- Instruction: Scan the data that follows and count the lines with the string "this"; answer with the count alone.
**** Listed entries
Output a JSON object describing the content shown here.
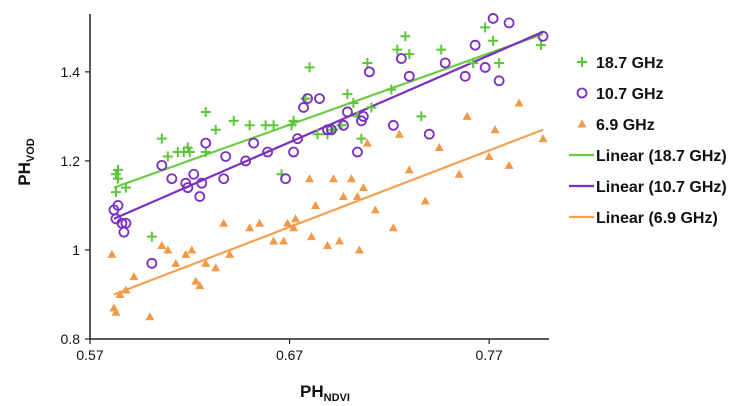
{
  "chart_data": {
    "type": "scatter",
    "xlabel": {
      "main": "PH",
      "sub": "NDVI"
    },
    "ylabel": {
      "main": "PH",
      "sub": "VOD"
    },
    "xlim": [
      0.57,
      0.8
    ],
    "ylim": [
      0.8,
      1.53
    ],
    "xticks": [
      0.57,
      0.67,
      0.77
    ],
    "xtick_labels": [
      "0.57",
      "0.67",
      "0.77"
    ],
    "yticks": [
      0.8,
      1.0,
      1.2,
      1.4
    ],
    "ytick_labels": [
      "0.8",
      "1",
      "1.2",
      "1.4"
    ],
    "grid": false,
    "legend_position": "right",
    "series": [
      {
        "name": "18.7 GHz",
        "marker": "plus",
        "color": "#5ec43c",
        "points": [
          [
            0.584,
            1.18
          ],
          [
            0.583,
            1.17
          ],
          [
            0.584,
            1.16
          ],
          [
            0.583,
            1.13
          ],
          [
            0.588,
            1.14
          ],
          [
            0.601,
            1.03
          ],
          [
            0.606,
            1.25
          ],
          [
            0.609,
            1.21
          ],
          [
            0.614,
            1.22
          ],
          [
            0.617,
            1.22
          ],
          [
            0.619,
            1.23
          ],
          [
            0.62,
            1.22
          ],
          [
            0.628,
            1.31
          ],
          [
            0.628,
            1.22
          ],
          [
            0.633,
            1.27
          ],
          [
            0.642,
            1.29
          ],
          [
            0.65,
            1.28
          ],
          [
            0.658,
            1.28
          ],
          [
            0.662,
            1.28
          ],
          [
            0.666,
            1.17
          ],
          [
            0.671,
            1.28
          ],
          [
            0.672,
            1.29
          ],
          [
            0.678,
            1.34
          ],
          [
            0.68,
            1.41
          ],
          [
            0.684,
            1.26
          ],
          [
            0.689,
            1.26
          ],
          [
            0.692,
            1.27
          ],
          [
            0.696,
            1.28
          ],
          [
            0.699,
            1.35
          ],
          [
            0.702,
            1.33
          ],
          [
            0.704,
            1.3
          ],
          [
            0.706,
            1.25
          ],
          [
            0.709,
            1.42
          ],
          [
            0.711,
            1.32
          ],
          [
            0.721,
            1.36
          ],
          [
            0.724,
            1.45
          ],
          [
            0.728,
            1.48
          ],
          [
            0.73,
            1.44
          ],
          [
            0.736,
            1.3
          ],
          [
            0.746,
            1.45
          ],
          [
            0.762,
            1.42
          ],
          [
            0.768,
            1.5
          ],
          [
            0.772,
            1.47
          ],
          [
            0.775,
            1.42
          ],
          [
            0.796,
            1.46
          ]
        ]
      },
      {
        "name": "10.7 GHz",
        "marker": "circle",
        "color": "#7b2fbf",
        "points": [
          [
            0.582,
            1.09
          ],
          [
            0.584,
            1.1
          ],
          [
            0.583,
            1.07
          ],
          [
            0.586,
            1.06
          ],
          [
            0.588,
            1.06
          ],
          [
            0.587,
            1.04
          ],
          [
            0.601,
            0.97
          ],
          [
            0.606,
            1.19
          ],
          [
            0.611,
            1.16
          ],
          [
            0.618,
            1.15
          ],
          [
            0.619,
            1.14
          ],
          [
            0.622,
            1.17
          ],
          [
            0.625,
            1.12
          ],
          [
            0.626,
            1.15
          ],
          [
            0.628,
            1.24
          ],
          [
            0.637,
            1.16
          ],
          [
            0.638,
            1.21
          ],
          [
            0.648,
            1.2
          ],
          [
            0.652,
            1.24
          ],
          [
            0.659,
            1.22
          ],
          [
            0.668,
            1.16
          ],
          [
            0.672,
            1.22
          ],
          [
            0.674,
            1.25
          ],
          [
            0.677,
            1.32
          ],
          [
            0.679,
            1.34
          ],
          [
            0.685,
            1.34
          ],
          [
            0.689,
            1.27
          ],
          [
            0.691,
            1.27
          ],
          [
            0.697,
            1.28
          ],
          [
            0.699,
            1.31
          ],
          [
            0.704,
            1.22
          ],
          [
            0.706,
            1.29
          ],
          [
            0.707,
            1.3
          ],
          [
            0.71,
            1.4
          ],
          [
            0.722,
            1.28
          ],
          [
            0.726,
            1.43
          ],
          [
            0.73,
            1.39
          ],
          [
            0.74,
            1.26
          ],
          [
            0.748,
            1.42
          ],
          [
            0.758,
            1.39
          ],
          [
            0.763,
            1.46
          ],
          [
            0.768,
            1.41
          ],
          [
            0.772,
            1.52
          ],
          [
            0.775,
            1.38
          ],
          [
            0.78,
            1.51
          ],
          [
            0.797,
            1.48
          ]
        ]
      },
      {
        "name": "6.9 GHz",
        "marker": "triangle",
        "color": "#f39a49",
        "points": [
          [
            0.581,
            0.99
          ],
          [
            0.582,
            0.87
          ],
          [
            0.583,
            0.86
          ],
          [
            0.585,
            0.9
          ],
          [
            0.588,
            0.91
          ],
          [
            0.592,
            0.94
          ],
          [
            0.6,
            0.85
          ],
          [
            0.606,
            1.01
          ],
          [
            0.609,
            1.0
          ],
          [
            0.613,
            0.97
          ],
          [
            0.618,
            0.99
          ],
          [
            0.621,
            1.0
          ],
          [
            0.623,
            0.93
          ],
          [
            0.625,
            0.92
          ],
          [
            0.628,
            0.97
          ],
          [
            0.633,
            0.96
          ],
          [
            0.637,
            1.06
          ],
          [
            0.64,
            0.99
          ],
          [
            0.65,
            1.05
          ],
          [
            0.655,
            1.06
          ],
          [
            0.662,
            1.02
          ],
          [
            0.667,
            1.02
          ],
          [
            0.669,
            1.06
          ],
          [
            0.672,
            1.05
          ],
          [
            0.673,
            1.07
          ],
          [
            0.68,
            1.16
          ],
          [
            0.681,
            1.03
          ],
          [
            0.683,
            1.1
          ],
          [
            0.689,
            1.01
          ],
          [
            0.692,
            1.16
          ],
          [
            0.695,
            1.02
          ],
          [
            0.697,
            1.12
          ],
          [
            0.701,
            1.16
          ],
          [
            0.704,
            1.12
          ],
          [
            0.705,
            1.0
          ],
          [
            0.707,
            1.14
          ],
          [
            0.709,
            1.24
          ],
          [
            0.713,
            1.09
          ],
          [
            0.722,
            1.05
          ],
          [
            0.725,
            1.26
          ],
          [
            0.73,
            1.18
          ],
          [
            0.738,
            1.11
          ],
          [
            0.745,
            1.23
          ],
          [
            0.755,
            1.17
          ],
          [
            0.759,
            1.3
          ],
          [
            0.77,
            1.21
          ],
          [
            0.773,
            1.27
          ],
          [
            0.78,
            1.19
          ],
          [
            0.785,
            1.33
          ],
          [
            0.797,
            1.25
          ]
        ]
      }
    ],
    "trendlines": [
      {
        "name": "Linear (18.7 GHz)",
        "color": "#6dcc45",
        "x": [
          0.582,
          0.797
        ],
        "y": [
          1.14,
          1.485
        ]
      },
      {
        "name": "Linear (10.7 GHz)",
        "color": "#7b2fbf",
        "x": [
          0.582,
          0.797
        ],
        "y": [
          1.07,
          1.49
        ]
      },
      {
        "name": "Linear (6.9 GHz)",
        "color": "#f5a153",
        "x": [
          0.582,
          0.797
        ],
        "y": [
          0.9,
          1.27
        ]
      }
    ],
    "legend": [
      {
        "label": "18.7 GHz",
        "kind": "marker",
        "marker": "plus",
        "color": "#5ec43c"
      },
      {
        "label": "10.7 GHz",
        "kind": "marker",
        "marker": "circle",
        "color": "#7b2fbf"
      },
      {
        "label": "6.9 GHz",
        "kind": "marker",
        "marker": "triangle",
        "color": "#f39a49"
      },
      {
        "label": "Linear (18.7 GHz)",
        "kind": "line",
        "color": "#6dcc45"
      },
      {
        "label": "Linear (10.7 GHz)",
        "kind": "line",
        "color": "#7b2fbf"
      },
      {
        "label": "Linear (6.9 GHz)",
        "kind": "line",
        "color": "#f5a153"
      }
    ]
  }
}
********
**** Listed entries
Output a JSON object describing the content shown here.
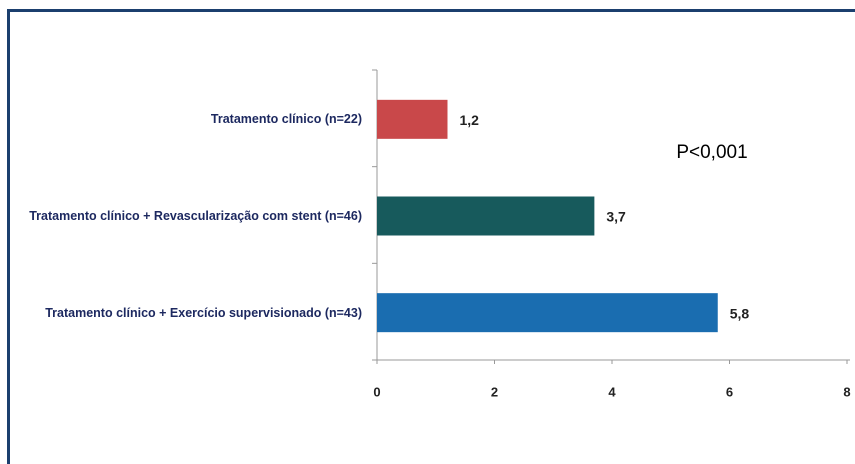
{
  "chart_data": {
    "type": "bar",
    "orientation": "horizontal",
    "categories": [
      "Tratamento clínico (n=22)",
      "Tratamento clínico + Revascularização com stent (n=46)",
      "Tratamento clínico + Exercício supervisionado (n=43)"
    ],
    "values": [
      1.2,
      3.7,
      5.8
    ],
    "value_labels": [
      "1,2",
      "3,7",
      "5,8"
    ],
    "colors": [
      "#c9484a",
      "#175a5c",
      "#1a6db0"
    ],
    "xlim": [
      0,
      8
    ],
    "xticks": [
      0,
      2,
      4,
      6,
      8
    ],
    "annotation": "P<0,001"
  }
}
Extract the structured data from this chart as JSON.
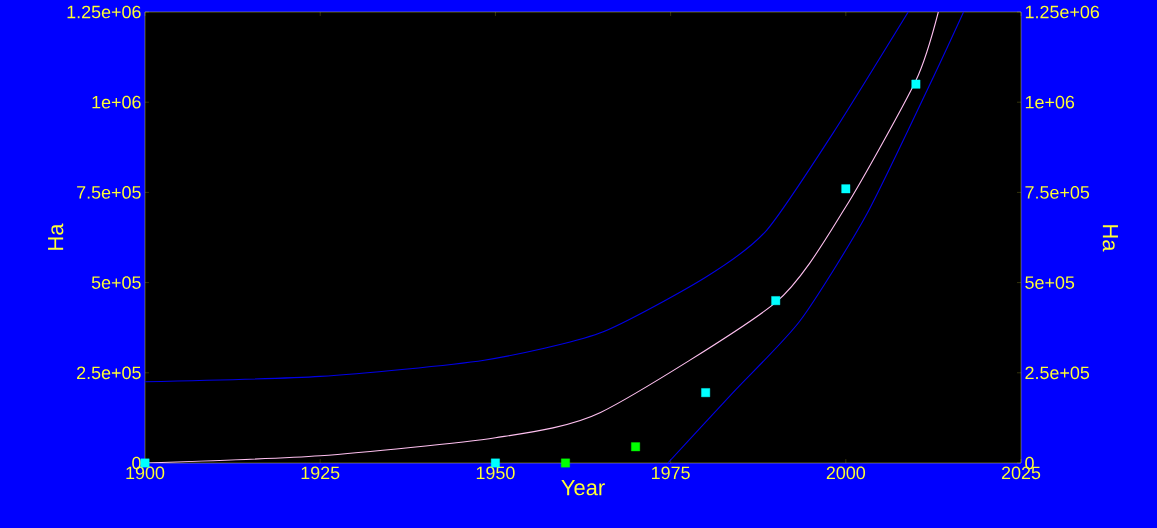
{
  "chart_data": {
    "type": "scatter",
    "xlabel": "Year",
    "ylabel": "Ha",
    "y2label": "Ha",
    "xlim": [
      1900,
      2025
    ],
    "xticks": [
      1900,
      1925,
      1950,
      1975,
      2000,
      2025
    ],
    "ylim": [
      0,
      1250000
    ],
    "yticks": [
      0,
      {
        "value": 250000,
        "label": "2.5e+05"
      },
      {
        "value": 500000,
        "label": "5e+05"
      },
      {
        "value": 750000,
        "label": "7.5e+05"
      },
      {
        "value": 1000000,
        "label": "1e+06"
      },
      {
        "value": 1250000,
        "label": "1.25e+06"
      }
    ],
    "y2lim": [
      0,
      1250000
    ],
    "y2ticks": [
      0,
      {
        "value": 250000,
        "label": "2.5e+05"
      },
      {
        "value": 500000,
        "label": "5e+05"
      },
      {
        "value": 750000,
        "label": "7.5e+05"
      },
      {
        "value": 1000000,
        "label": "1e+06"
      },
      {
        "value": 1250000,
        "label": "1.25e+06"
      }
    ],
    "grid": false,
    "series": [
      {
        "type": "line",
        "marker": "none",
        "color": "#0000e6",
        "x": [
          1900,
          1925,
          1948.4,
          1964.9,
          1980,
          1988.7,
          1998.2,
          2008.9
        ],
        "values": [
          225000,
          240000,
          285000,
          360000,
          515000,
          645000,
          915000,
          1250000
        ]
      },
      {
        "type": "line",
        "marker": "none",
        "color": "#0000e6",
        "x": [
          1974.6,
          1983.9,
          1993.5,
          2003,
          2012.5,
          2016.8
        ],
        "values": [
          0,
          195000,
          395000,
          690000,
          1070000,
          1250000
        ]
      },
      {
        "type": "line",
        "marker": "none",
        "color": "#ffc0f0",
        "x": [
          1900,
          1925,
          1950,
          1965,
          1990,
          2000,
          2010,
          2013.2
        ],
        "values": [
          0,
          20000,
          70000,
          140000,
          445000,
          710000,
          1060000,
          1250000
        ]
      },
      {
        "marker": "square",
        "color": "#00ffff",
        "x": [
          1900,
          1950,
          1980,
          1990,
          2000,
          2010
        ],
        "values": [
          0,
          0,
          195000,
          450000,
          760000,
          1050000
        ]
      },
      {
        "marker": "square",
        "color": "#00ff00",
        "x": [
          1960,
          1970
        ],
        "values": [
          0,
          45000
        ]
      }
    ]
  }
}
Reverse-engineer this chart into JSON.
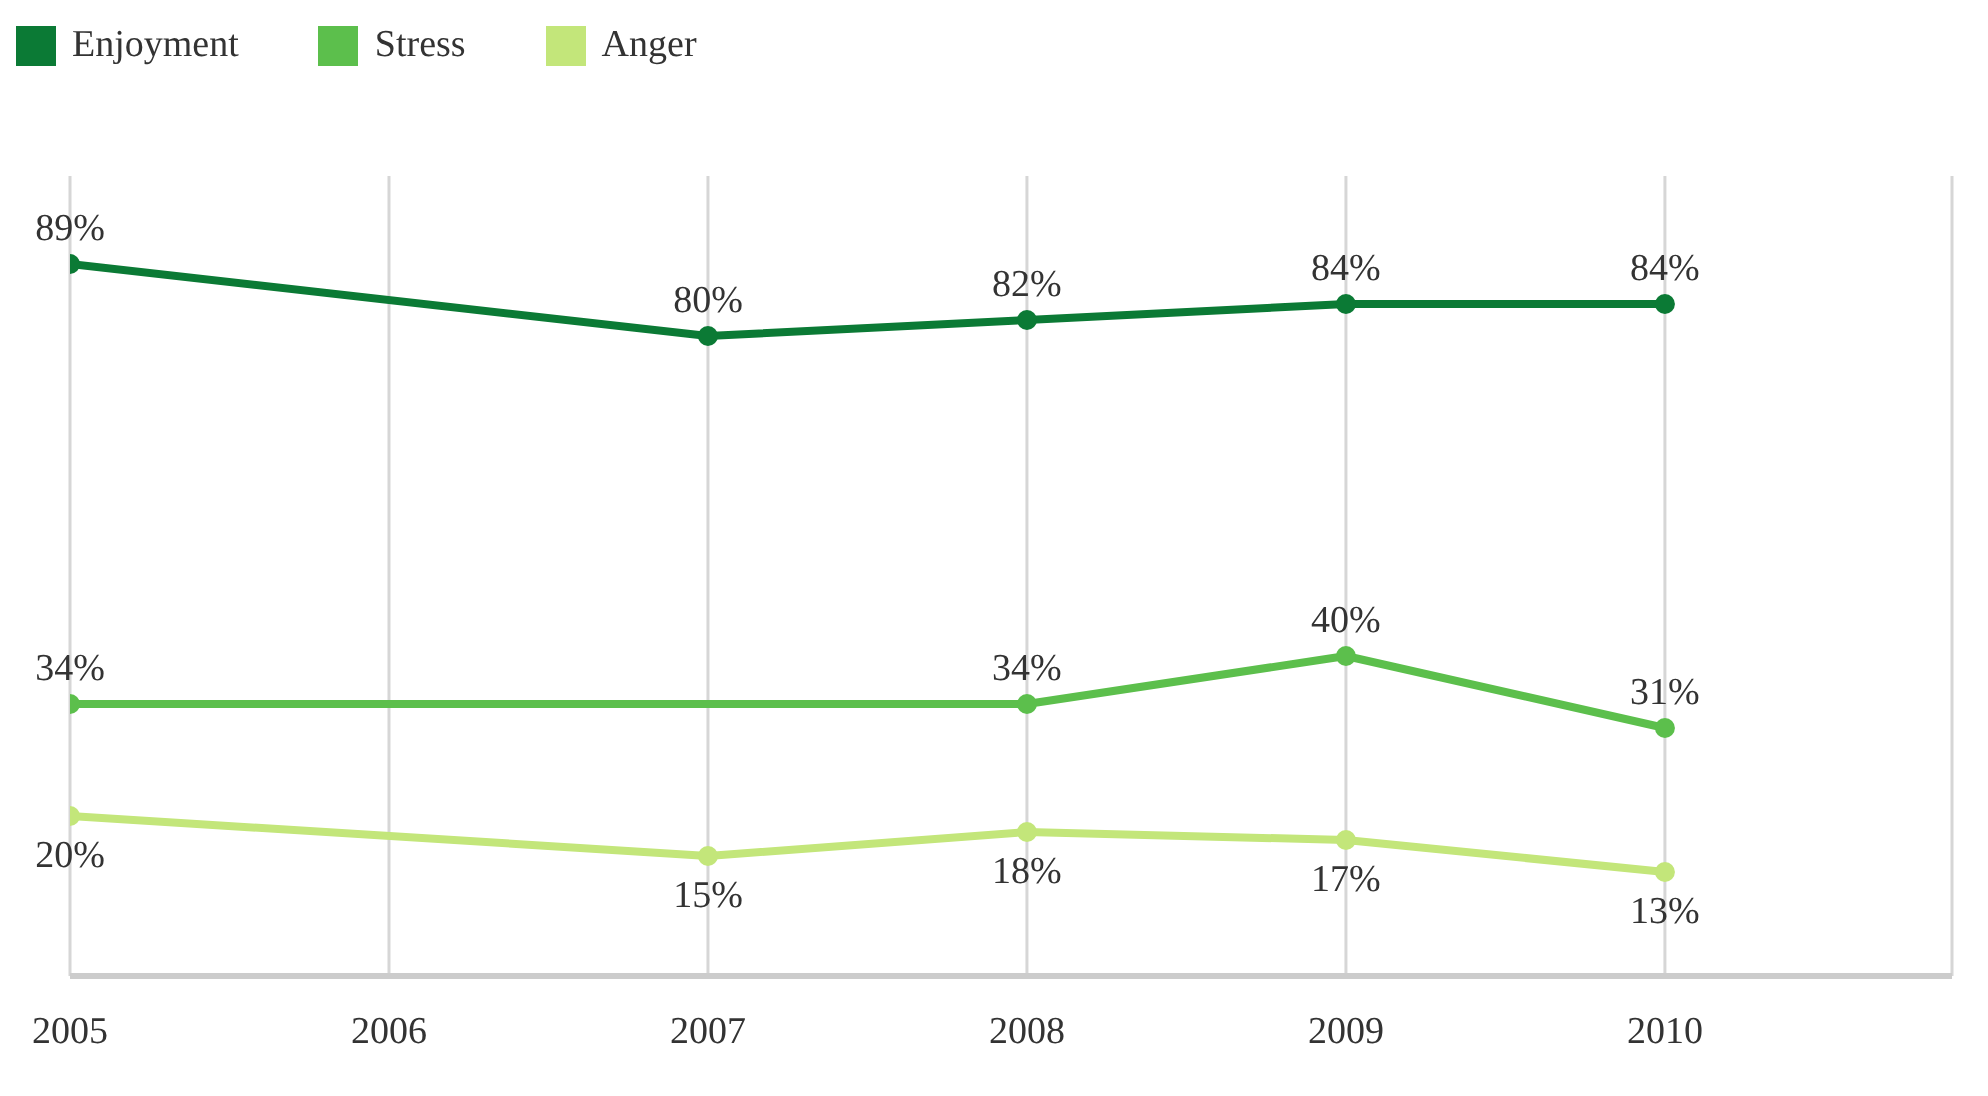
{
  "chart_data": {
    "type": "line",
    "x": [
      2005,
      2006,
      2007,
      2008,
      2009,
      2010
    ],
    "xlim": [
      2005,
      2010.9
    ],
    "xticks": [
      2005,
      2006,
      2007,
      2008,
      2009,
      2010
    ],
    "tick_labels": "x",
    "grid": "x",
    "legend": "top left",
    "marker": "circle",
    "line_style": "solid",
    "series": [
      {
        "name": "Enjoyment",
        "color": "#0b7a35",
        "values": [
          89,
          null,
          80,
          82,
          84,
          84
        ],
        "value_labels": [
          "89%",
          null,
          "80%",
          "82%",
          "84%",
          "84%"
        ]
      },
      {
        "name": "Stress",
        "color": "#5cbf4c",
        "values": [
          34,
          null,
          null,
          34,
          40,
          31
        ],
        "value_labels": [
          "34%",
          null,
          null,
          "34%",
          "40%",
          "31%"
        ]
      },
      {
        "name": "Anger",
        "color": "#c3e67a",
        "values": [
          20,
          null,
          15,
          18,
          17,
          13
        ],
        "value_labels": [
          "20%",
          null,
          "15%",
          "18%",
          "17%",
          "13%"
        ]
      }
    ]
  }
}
********
- Complete answer: 2